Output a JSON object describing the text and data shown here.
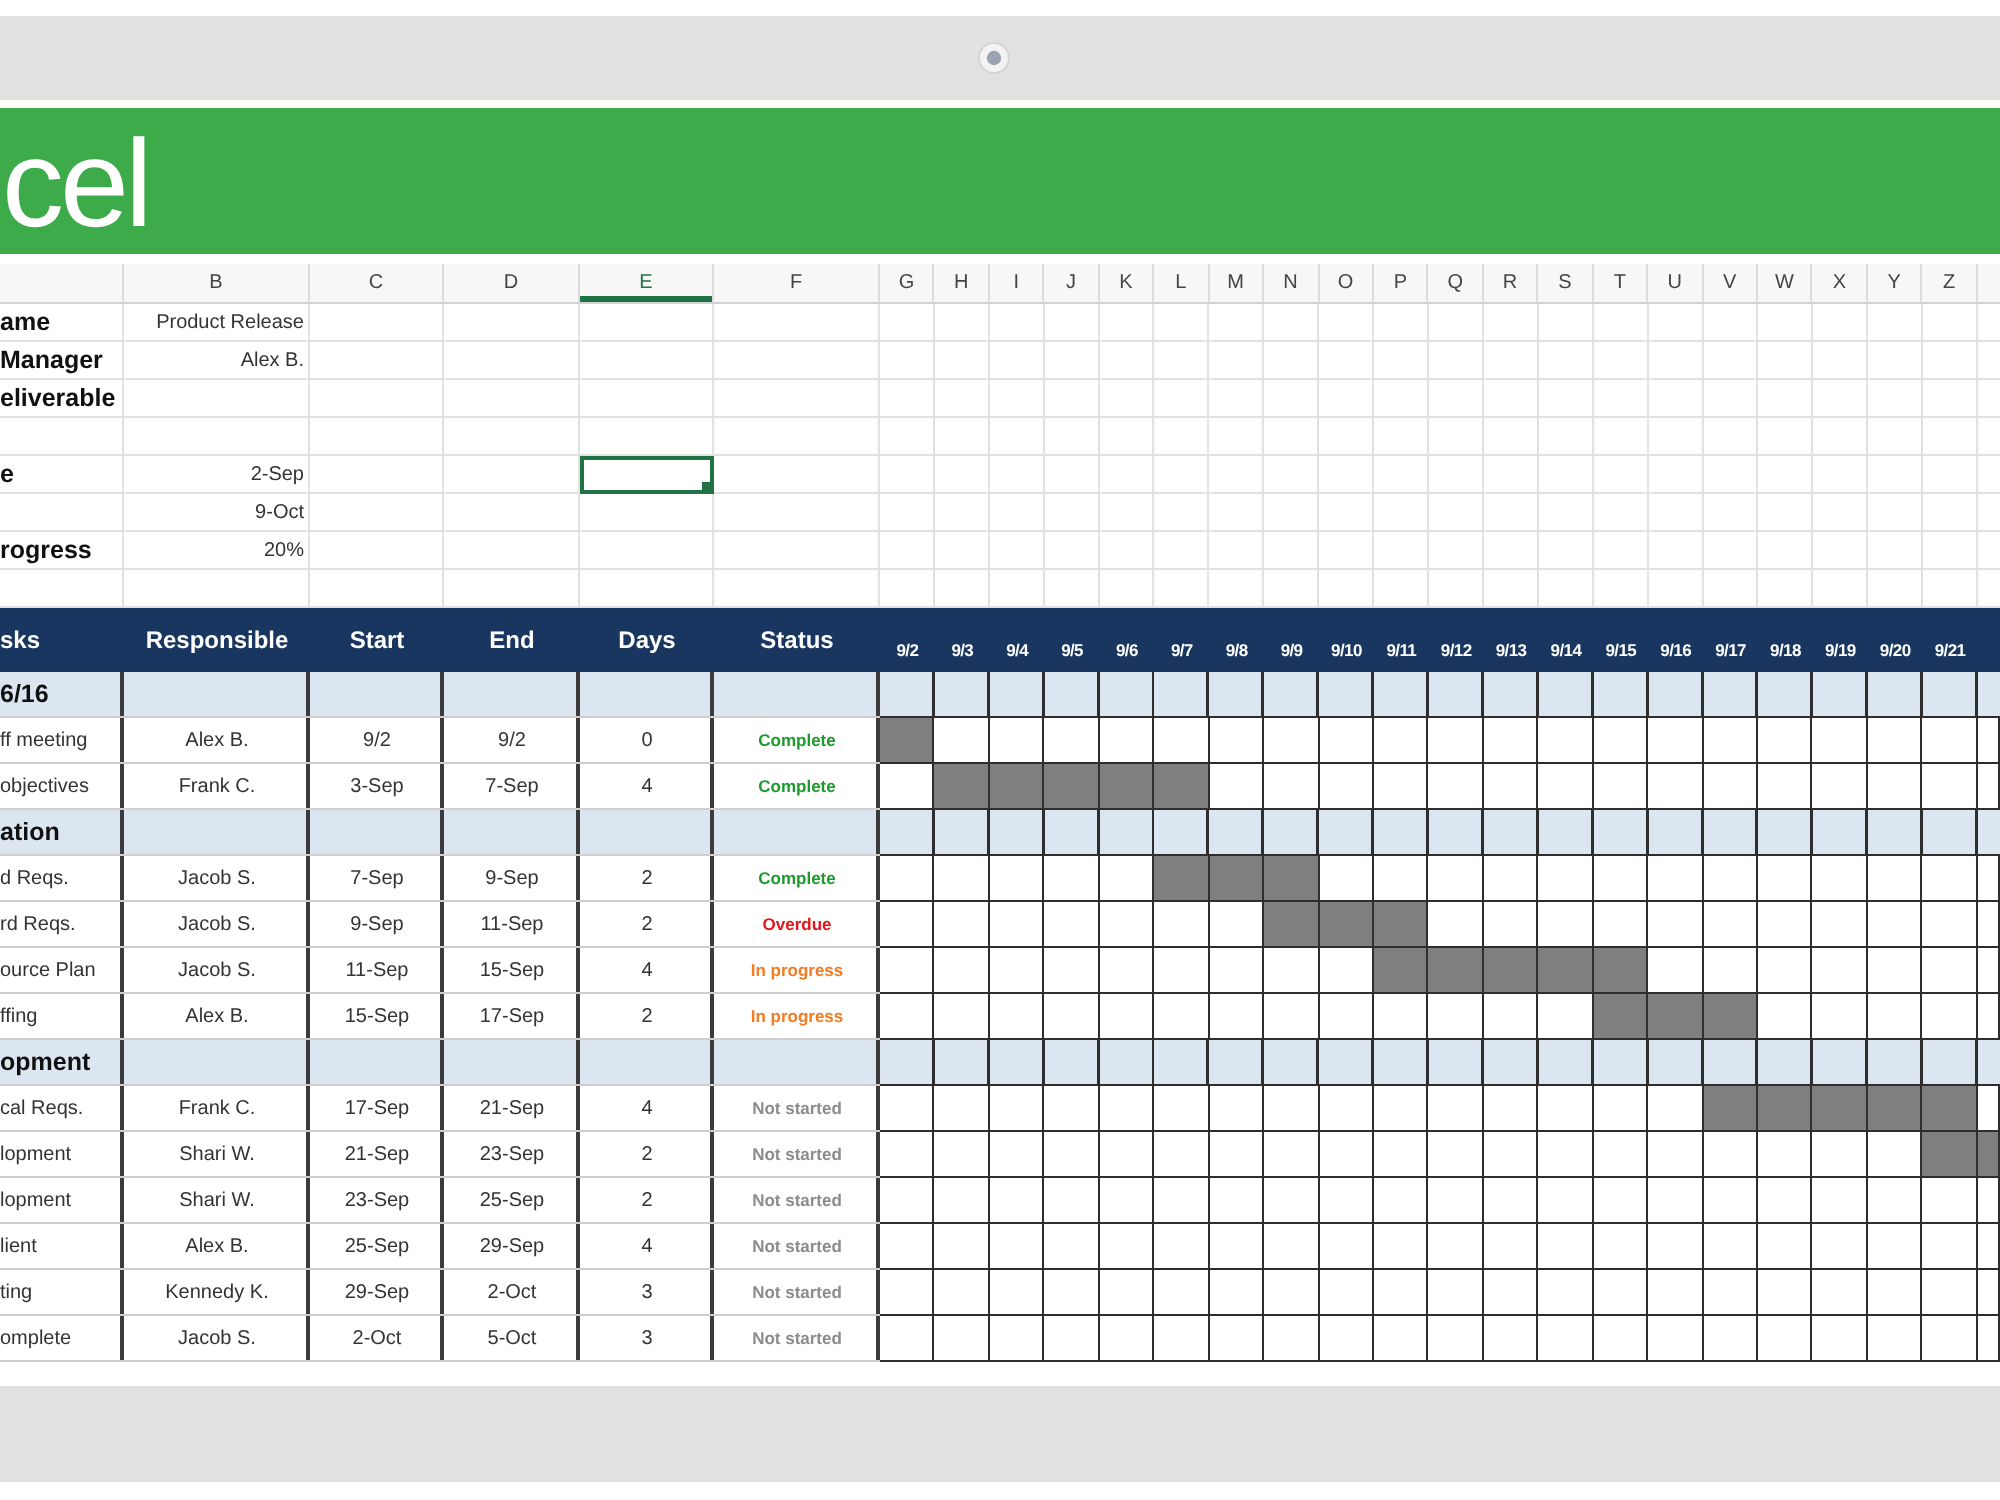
{
  "banner": {
    "title": "cel"
  },
  "sheet": {
    "column_headers": [
      {
        "label": "B",
        "selected": false
      },
      {
        "label": "C",
        "selected": false
      },
      {
        "label": "D",
        "selected": false
      },
      {
        "label": "E",
        "selected": true
      },
      {
        "label": "F",
        "selected": false
      },
      {
        "label": "G",
        "selected": false
      },
      {
        "label": "H",
        "selected": false
      },
      {
        "label": "I",
        "selected": false
      },
      {
        "label": "J",
        "selected": false
      },
      {
        "label": "K",
        "selected": false
      },
      {
        "label": "L",
        "selected": false
      },
      {
        "label": "M",
        "selected": false
      },
      {
        "label": "N",
        "selected": false
      },
      {
        "label": "O",
        "selected": false
      },
      {
        "label": "P",
        "selected": false
      },
      {
        "label": "Q",
        "selected": false
      },
      {
        "label": "R",
        "selected": false
      },
      {
        "label": "S",
        "selected": false
      },
      {
        "label": "T",
        "selected": false
      },
      {
        "label": "U",
        "selected": false
      },
      {
        "label": "V",
        "selected": false
      },
      {
        "label": "W",
        "selected": false
      },
      {
        "label": "X",
        "selected": false
      },
      {
        "label": "Y",
        "selected": false
      },
      {
        "label": "Z",
        "selected": false
      }
    ],
    "info_rows": [
      {
        "label": "ame",
        "value": "Product Release",
        "selected": false
      },
      {
        "label": "Manager",
        "value": "Alex B.",
        "selected": false
      },
      {
        "label": "eliverable",
        "selected": false
      },
      {
        "selected": false
      },
      {
        "label": "e",
        "value": "2-Sep",
        "selected": true
      },
      {
        "value": "9-Oct",
        "selected": false
      },
      {
        "label": "rogress",
        "value": "20%",
        "selected": false
      },
      {
        "selected": false
      }
    ]
  },
  "task_table": {
    "columns": [
      "sks",
      "Responsible",
      "Start",
      "End",
      "Days",
      "Status"
    ],
    "timeline_dates": [
      "9/2",
      "9/3",
      "9/4",
      "9/5",
      "9/6",
      "9/7",
      "9/8",
      "9/9",
      "9/10",
      "9/11",
      "9/12",
      "9/13",
      "9/14",
      "9/15",
      "9/16",
      "9/17",
      "9/18",
      "9/19",
      "9/20",
      "9/21"
    ],
    "sections": [
      {
        "title": "6/16",
        "tasks": [
          {
            "name": "ff meeting",
            "responsible": "Alex B.",
            "start": "9/2",
            "end": "9/2",
            "days": "0",
            "status": "Complete",
            "color": "#1e9b2d",
            "timeline": [
              true,
              false,
              false,
              false,
              false,
              false,
              false,
              false,
              false,
              false,
              false,
              false,
              false,
              false,
              false,
              false,
              false,
              false,
              false,
              false,
              false
            ]
          },
          {
            "name": "objectives",
            "responsible": "Frank C.",
            "start": "3-Sep",
            "end": "7-Sep",
            "days": "4",
            "status": "Complete",
            "color": "#1e9b2d",
            "timeline": [
              false,
              true,
              true,
              true,
              true,
              true,
              false,
              false,
              false,
              false,
              false,
              false,
              false,
              false,
              false,
              false,
              false,
              false,
              false,
              false,
              false
            ]
          }
        ]
      },
      {
        "title": "ation",
        "tasks": [
          {
            "name": "d Reqs.",
            "responsible": "Jacob S.",
            "start": "7-Sep",
            "end": "9-Sep",
            "days": "2",
            "status": "Complete",
            "color": "#1e9b2d",
            "timeline": [
              false,
              false,
              false,
              false,
              false,
              true,
              true,
              true,
              false,
              false,
              false,
              false,
              false,
              false,
              false,
              false,
              false,
              false,
              false,
              false,
              false
            ]
          },
          {
            "name": "rd Reqs.",
            "responsible": "Jacob S.",
            "start": "9-Sep",
            "end": "11-Sep",
            "days": "2",
            "status": "Overdue",
            "color": "#e3161b",
            "timeline": [
              false,
              false,
              false,
              false,
              false,
              false,
              false,
              true,
              true,
              true,
              false,
              false,
              false,
              false,
              false,
              false,
              false,
              false,
              false,
              false,
              false
            ]
          },
          {
            "name": "ource Plan",
            "responsible": "Jacob S.",
            "start": "11-Sep",
            "end": "15-Sep",
            "days": "4",
            "status": "In progress",
            "color": "#f47b20",
            "timeline": [
              false,
              false,
              false,
              false,
              false,
              false,
              false,
              false,
              false,
              true,
              true,
              true,
              true,
              true,
              false,
              false,
              false,
              false,
              false,
              false,
              false
            ]
          },
          {
            "name": "ffing",
            "responsible": "Alex B.",
            "start": "15-Sep",
            "end": "17-Sep",
            "days": "2",
            "status": "In progress",
            "color": "#f47b20",
            "timeline": [
              false,
              false,
              false,
              false,
              false,
              false,
              false,
              false,
              false,
              false,
              false,
              false,
              false,
              true,
              true,
              true,
              false,
              false,
              false,
              false,
              false
            ]
          }
        ]
      },
      {
        "title": "opment",
        "tasks": [
          {
            "name": "cal Reqs.",
            "responsible": "Frank C.",
            "start": "17-Sep",
            "end": "21-Sep",
            "days": "4",
            "status": "Not started",
            "color": "#8c8c8c",
            "timeline": [
              false,
              false,
              false,
              false,
              false,
              false,
              false,
              false,
              false,
              false,
              false,
              false,
              false,
              false,
              false,
              true,
              true,
              true,
              true,
              true,
              false
            ]
          },
          {
            "name": "lopment",
            "responsible": "Shari W.",
            "start": "21-Sep",
            "end": "23-Sep",
            "days": "2",
            "status": "Not started",
            "color": "#8c8c8c",
            "timeline": [
              false,
              false,
              false,
              false,
              false,
              false,
              false,
              false,
              false,
              false,
              false,
              false,
              false,
              false,
              false,
              false,
              false,
              false,
              false,
              true,
              true
            ]
          },
          {
            "name": "lopment",
            "responsible": "Shari W.",
            "start": "23-Sep",
            "end": "25-Sep",
            "days": "2",
            "status": "Not started",
            "color": "#8c8c8c",
            "timeline": [
              false,
              false,
              false,
              false,
              false,
              false,
              false,
              false,
              false,
              false,
              false,
              false,
              false,
              false,
              false,
              false,
              false,
              false,
              false,
              false,
              false
            ]
          },
          {
            "name": "lient",
            "responsible": "Alex B.",
            "start": "25-Sep",
            "end": "29-Sep",
            "days": "4",
            "status": "Not started",
            "color": "#8c8c8c",
            "timeline": [
              false,
              false,
              false,
              false,
              false,
              false,
              false,
              false,
              false,
              false,
              false,
              false,
              false,
              false,
              false,
              false,
              false,
              false,
              false,
              false,
              false
            ]
          },
          {
            "name": "ting",
            "responsible": "Kennedy K.",
            "start": "29-Sep",
            "end": "2-Oct",
            "days": "3",
            "status": "Not started",
            "color": "#8c8c8c",
            "timeline": [
              false,
              false,
              false,
              false,
              false,
              false,
              false,
              false,
              false,
              false,
              false,
              false,
              false,
              false,
              false,
              false,
              false,
              false,
              false,
              false,
              false
            ]
          },
          {
            "name": "omplete",
            "responsible": "Jacob S.",
            "start": "2-Oct",
            "end": "5-Oct",
            "days": "3",
            "status": "Not started",
            "color": "#8c8c8c",
            "timeline": [
              false,
              false,
              false,
              false,
              false,
              false,
              false,
              false,
              false,
              false,
              false,
              false,
              false,
              false,
              false,
              false,
              false,
              false,
              false,
              false,
              false
            ]
          }
        ]
      }
    ]
  }
}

☆ ☆ ☆

**Required work**
Copy and report every line where the word "title" is present.

**Written response**
    "title": "cel"
        "title": "6/16",
        "title": "ation",
        "title": "opment",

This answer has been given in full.